The task: Locate each line containing the string "paharele" and copy it out.
++++ Data excerpts ++++
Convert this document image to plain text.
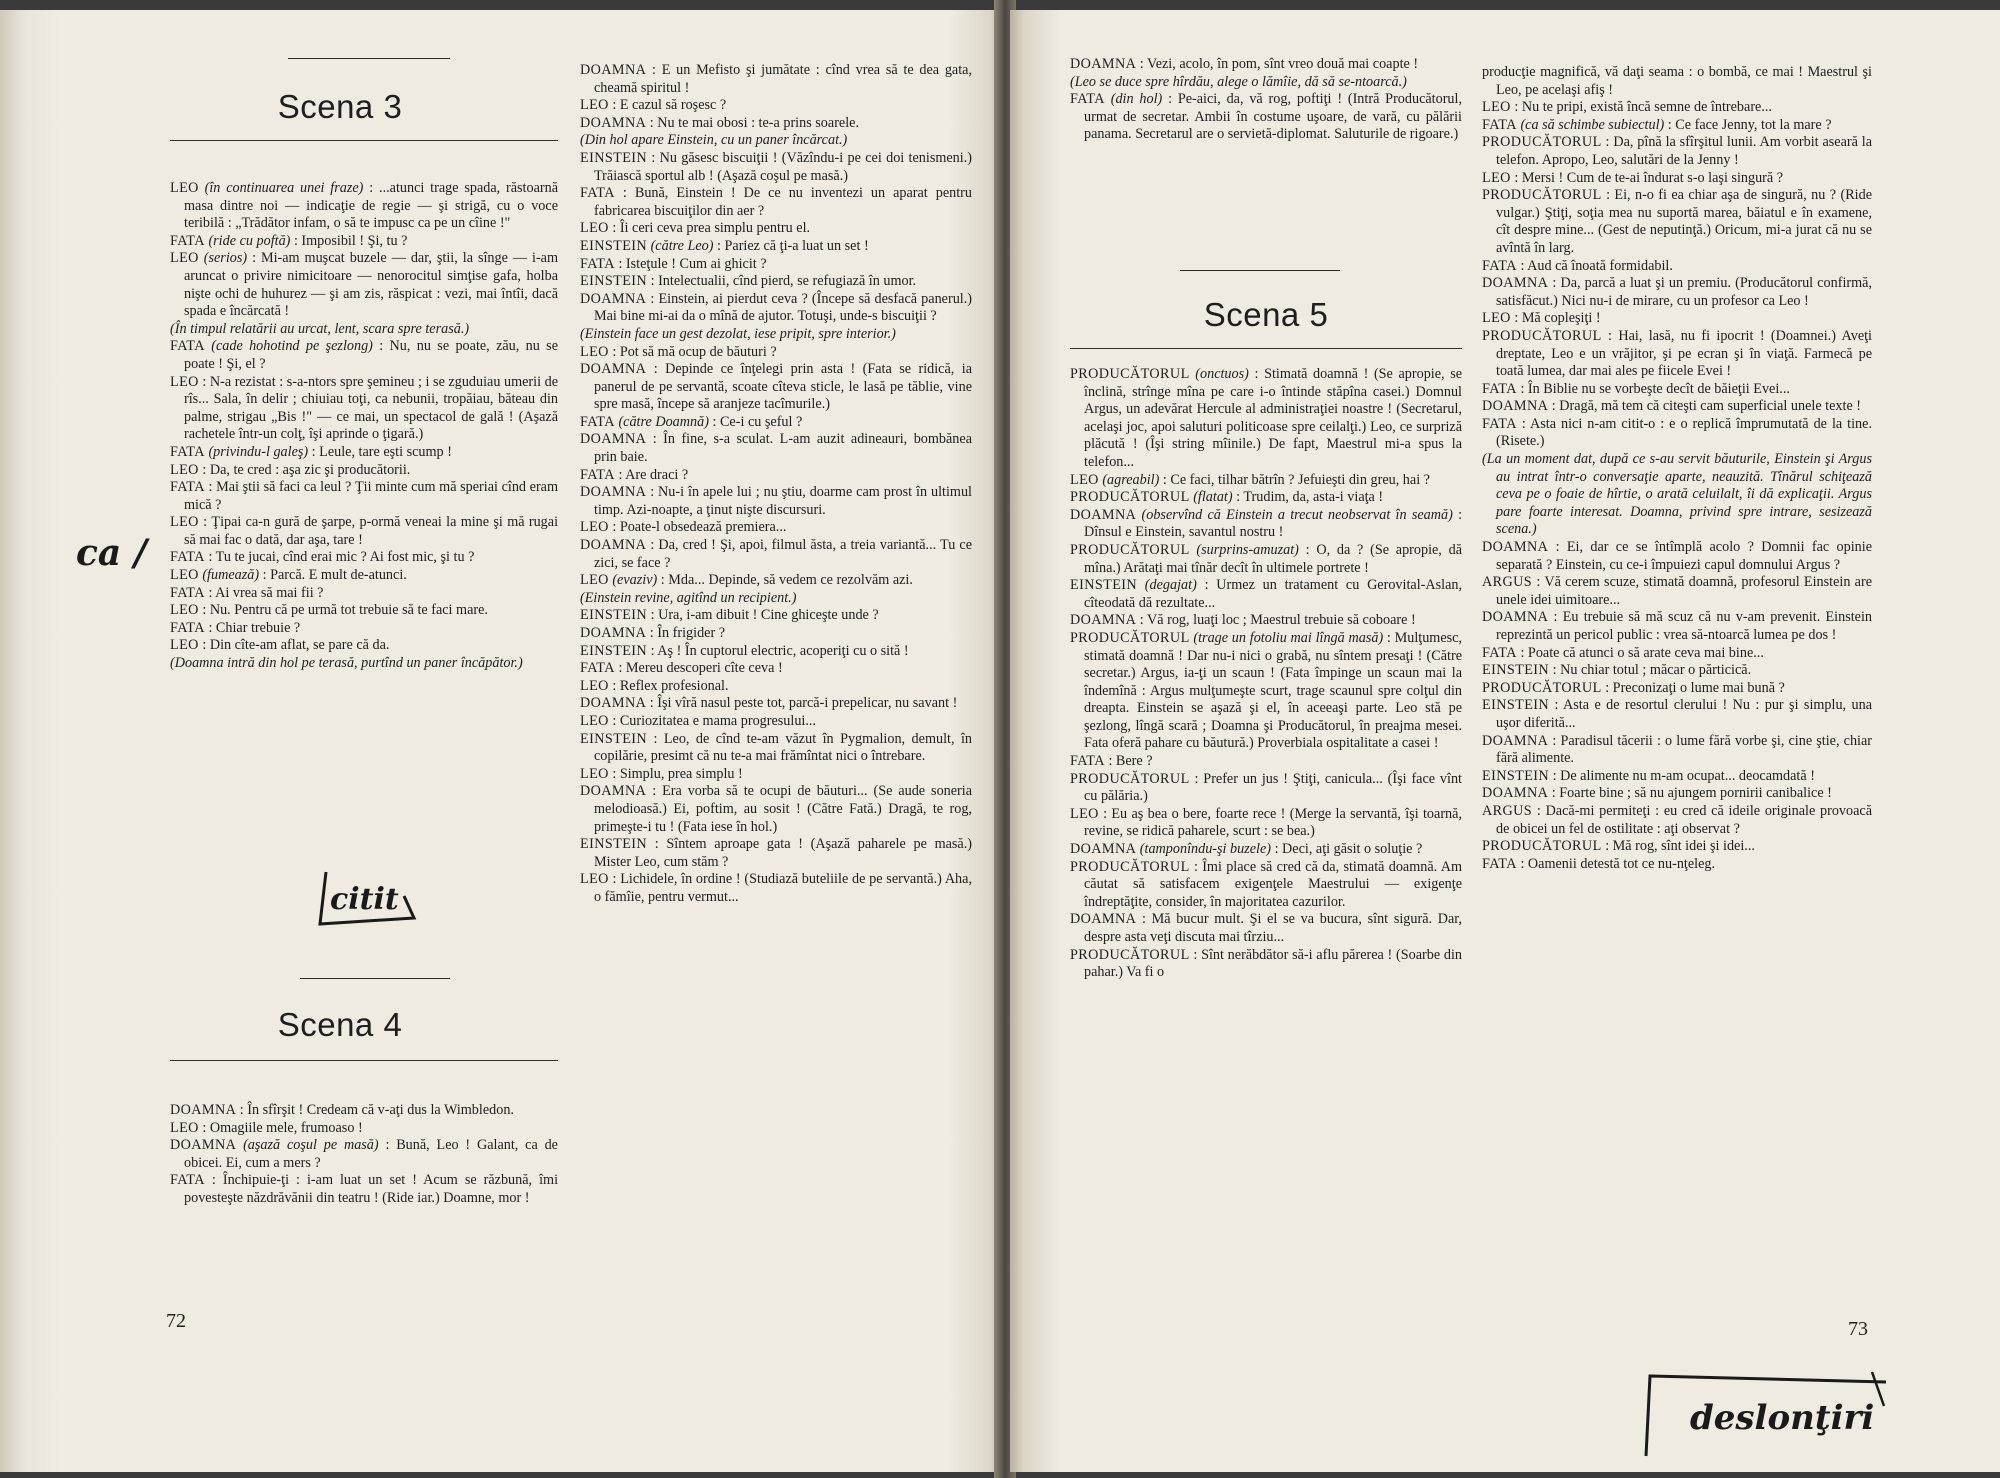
Scena 3

LEO (în continuarea unei fraze) : ...atunci trage spada, răstoarnă masa dintre noi — indicaţie de regie — şi strigă, cu o voce teribilă : „Trădător infam, o să te impusc ca pe un cîine !"

FATA (ride cu poftă) : Imposibil ! Şi, tu ?

LEO (serios) : Mi-am muşcat buzele — dar, ştii, la sînge — i-am aruncat o privire nimicitoare — nenorocitul simţise gafa, holba nişte ochi de huhurez — şi am zis, răspicat : vezi, mai întîi, dacă spada e încărcată !

(În timpul relatării au urcat, lent, scara spre terasă.)

FATA (cade hohotind pe şezlong) : Nu, nu se poate, zău, nu se poate ! Şi, el ?

LEO : N-a rezistat : s-a-ntors spre şemineu ; i se zguduiau umerii de rîs... Sala, în delir ; chiuiau toţi, ca nebunii, tropăiau, băteau din palme, strigau „Bis !" — ce mai, un spectacol de gală ! (Aşază rachetele într-un colţ, îşi aprinde o ţigară.)

FATA (privindu-l galeş) : Leule, tare eşti scump !

LEO : Da, te cred : aşa zic şi producătorii.

FATA : Mai ştii să faci ca leul ? Ţii minte cum mă speriai cînd eram mică ?

LEO : Ţipai ca-n gură de şarpe, p-ormă veneai la mine şi mă rugai să mai fac o dată, dar aşa, tare !

FATA : Tu te jucai, cînd erai mic ? Ai fost mic, şi tu ?

LEO (fumează) : Parcă. E mult de-atunci.

FATA : Ai vrea să mai fii ?

LEO : Nu. Pentru că pe urmă tot trebuie să te faci mare.

FATA : Chiar trebuie ?

LEO : Din cîte-am aflat, se pare că da.

(Doamna intră din hol pe terasă, purtînd un paner încăpător.)

Scena 4

DOAMNA : În sfîrşit ! Credeam că v-aţi dus la Wimbledon.

LEO : Omagiile mele, frumoaso !

DOAMNA (aşază coşul pe masă) : Bună, Leo ! Galant, ca de obicei. Ei, cum a mers ?

FATA : Închipuie-ţi : i-am luat un set ! Acum se răzbună, îmi povesteşte năzdrăvănii din teatru ! (Ride iar.) Doamne, mor !

DOAMNA : E un Mefisto şi jumătate : cînd vrea să te dea gata, cheamă spiritul !

LEO : E cazul să roşesc ?

DOAMNA : Nu te mai obosi : te-a prins soarele.

(Din hol apare Einstein, cu un paner încărcat.)

EINSTEIN : Nu găsesc biscuiţii ! (Văzîndu-i pe cei doi tenismeni.) Trăiască sportul alb ! (Aşază coşul pe masă.)

FATA : Bună, Einstein ! De ce nu inventezi un aparat pentru fabricarea biscuiţilor din aer ?

LEO : Îi ceri ceva prea simplu pentru el.

EINSTEIN (către Leo) : Pariez că ţi-a luat un set !

FATA : Isteţule ! Cum ai ghicit ?

EINSTEIN : Intelectualii, cînd pierd, se refugiază în umor.

DOAMNA : Einstein, ai pierdut ceva ? (Începe să desfacă panerul.) Mai bine mi-ai da o mînă de ajutor. Totuşi, unde-s biscuiţii ?

(Einstein face un gest dezolat, iese pripit, spre interior.)

LEO : Pot să mă ocup de băuturi ?

DOAMNA : Depinde ce înţelegi prin asta ! (Fata se ridică, ia panerul de pe servantă, scoate cîteva sticle, le lasă pe tăblie, vine spre masă, începe să aranjeze tacîmurile.)

FATA (către Doamnă) : Ce-i cu şeful ?

DOAMNA : În fine, s-a sculat. L-am auzit adineauri, bombănea prin baie.

FATA : Are draci ?

DOAMNA : Nu-i în apele lui ; nu ştiu, doarme cam prost în ultimul timp. Azi-noapte, a ţinut nişte discursuri.

LEO : Poate-l obsedează premiera...

DOAMNA : Da, cred ! Şi, apoi, filmul ăsta, a treia variantă... Tu ce zici, se face ?

LEO (evaziv) : Mda... Depinde, să vedem ce rezolvăm azi.

(Einstein revine, agitînd un recipient.)

EINSTEIN : Ura, i-am dibuit ! Cine ghiceşte unde ?

DOAMNA : În frigider ?

EINSTEIN : Aş ! În cuptorul electric, acoperiţi cu o sită !

FATA : Mereu descoperi cîte ceva !

LEO : Reflex profesional.

DOAMNA : Îşi vîră nasul peste tot, parcă-i prepelicar, nu savant !

LEO : Curiozitatea e mama progresului...

EINSTEIN : Leo, de cînd te-am văzut în Pygmalion, demult, în copilărie, presimt că nu te-a mai frămîntat nici o întrebare.

LEO : Simplu, prea simplu !

DOAMNA : Era vorba să te ocupi de băuturi... (Se aude soneria melodioasă.) Ei, poftim, au sosit ! (Către Fată.) Dragă, te rog, primeşte-i tu ! (Fata iese în hol.)

EINSTEIN : Sîntem aproape gata ! (Aşază paharele pe masă.) Mister Leo, cum stăm ?

LEO : Lichidele, în ordine ! (Studiază buteliile de pe servantă.) Aha, o fămîie, pentru vermut...

72
ca /
citit

DOAMNA : Vezi, acolo, în pom, sînt vreo două mai coapte !

(Leo se duce spre hîrdău, alege o lămîie, dă să se-ntoarcă.)

FATA (din hol) : Pe-aici, da, vă rog, poftiţi ! (Intră Producătorul, urmat de secretar. Ambii în costume uşoare, de vară, cu pălării panama. Secretarul are o servietă-diplomat. Saluturile de rigoare.)

Scena 5

PRODUCĂTORUL (onctuos) : Stimată doamnă ! (Se apropie, se înclină, strînge mîna pe care i-o întinde stăpîna casei.) Domnul Argus, un adevărat Hercule al administraţiei noastre ! (Secretarul, acelaşi joc, apoi saluturi politicoase spre ceilalţi.) Leo, ce surpriză plăcută ! (Îşi string mîinile.) De fapt, Maestrul mi-a spus la telefon...

LEO (agreabil) : Ce faci, tilhar bătrîn ? Jefuieşti din greu, hai ?

PRODUCĂTORUL (flatat) : Trudim, da, asta-i viaţa !

DOAMNA (observînd că Einstein a trecut neobservat în seamă) : Dînsul e Einstein, savantul nostru !

PRODUCĂTORUL (surprins-amuzat) : O, da ? (Se apropie, dă mîna.) Arătaţi mai tînăr decît în ultimele portrete !

EINSTEIN (degajat) : Urmez un tratament cu Gerovital-Aslan, cîteodată dă rezultate...

DOAMNA : Vă rog, luaţi loc ; Maestrul trebuie să coboare !

PRODUCĂTORUL (trage un fotoliu mai lîngă masă) : Mulţumesc, stimată doamnă ! Dar nu-i nici o grabă, nu sîntem presaţi ! (Către secretar.) Argus, ia-ţi un scaun ! (Fata împinge un scaun mai la îndemînă : Argus mulţumeşte scurt, trage scaunul spre colţul din dreapta. Einstein se aşază şi el, în aceeaşi parte. Leo stă pe şezlong, lîngă scară ; Doamna şi Producătorul, în preajma mesei. Fata oferă pahare cu băutură.) Proverbiala ospitalitate a casei !

FATA : Bere ?

PRODUCĂTORUL : Prefer un jus ! Ştiţi, canicula... (Îşi face vînt cu pălăria.)

LEO : Eu aş bea o bere, foarte rece ! (Merge la servantă, îşi toarnă, revine, se ridică paharele, scurt : se bea.)

DOAMNA (tamponîndu-şi buzele) : Deci, aţi găsit o soluţie ?

PRODUCĂTORUL : Îmi place să cred că da, stimată doamnă. Am căutat să satisfacem exigenţele Maestrului — exigenţe îndreptăţite, consider, în majoritatea cazurilor.

DOAMNA : Mă bucur mult. Şi el se va bucura, sînt sigură. Dar, despre asta veţi discuta mai tîrziu...

PRODUCĂTORUL : Sînt nerăbdător să-i aflu părerea ! (Soarbe din pahar.) Va fi o

producţie magnifică, vă daţi seama : o bombă, ce mai ! Maestrul şi Leo, pe acelaşi afiş !

LEO : Nu te pripi, există încă semne de întrebare...

FATA (ca să schimbe subiectul) : Ce face Jenny, tot la mare ?

PRODUCĂTORUL : Da, pînă la sfîrşitul lunii. Am vorbit aseară la telefon. Apropo, Leo, salutări de la Jenny !

LEO : Mersi ! Cum de te-ai îndurat s-o laşi singură ?

PRODUCĂTORUL : Ei, n-o fi ea chiar aşa de singură, nu ? (Ride vulgar.) Ştiţi, soţia mea nu suportă marea, băiatul e în examene, cît despre mine... (Gest de neputinţă.) Oricum, mi-a jurat că nu se avîntă în larg.

FATA : Aud că înoată formidabil.

DOAMNA : Da, parcă a luat şi un premiu. (Producătorul confirmă, satisfăcut.) Nici nu-i de mirare, cu un profesor ca Leo !

LEO : Mă copleşiţi !

PRODUCĂTORUL : Hai, lasă, nu fi ipocrit ! (Doamnei.) Aveţi dreptate, Leo e un vrăjitor, şi pe ecran şi în viaţă. Farmecă pe toată lumea, dar mai ales pe fiicele Evei !

FATA : În Biblie nu se vorbeşte decît de băieţii Evei...

DOAMNA : Dragă, mă tem că citeşti cam superficial unele texte !

FATA : Asta nici n-am citit-o : e o replică împrumutată de la tine. (Risete.)

(La un moment dat, după ce s-au servit băuturile, Einstein şi Argus au intrat într-o conversaţie aparte, neauzită. Tînărul schiţează ceva pe o foaie de hîrtie, o arată celuilalt, îi dă explicaţii. Argus pare foarte interesat. Doamna, privind spre intrare, sesizează scena.)

DOAMNA : Ei, dar ce se întîmplă acolo ? Domnii fac opinie separată ? Einstein, cu ce-i împuiezi capul domnului Argus ?

ARGUS : Vă cerem scuze, stimată doamnă, profesorul Einstein are unele idei uimitoare...

DOAMNA : Eu trebuie să mă scuz că nu v-am prevenit. Einstein reprezintă un pericol public : vrea să-ntoarcă lumea pe dos !

FATA : Poate că atunci o să arate ceva mai bine...

EINSTEIN : Nu chiar totul ; măcar o părticică.

PRODUCĂTORUL : Preconizaţi o lume mai bună ?

EINSTEIN : Asta e de resortul clerului ! Nu : pur şi simplu, una uşor diferită...

DOAMNA : Paradisul tăcerii : o lume fără vorbe şi, cine ştie, chiar fără alimente.

EINSTEIN : De alimente nu m-am ocupat... deocamdată !

DOAMNA : Foarte bine ; să nu ajungem pornirii canibalice !

ARGUS : Dacă-mi permiteţi : eu cred că ideile originale provoacă de obicei un fel de ostilitate : aţi observat ?

PRODUCĂTORUL : Mă rog, sînt idei şi idei...

FATA : Oamenii detestă tot ce nu-nţeleg.

73
deslonţiri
++++
Problem solution:
EINSTEIN : Sîntem aproape gata ! (Aşază paharele pe masă.) Mister Leo, cum stăm ?
LEO : Eu aş bea o bere, foarte rece ! (Merge la servantă, îşi toarnă, revine, se ridică paharele, scurt : se bea.)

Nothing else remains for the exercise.